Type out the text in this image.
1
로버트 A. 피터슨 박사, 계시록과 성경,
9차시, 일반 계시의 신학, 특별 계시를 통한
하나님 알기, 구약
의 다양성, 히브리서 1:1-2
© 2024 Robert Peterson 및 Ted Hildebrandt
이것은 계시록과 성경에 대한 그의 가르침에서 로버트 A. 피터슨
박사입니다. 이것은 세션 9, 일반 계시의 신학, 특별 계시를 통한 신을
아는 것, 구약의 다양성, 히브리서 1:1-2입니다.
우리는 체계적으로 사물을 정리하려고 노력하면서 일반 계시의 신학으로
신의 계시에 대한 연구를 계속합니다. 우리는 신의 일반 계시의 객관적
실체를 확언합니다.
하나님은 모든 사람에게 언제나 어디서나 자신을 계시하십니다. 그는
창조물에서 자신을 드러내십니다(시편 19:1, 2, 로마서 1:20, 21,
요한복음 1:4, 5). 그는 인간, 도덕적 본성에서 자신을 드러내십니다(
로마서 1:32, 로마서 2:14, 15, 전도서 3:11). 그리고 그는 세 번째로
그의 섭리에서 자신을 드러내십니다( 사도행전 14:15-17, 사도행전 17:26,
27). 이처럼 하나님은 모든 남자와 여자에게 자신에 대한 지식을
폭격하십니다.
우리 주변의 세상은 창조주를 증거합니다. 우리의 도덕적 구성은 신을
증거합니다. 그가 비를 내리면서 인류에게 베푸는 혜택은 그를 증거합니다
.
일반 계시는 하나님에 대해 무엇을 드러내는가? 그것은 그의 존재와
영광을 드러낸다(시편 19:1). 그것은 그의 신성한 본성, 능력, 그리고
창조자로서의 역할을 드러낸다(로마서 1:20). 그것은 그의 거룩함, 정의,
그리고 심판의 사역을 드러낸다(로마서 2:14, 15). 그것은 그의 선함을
---
• PROBLEM DETAILS:
Tally the lines of the data that hold the string "드러낸다". Answer with the number and nothing more.

• WORKED SOLUTION:
3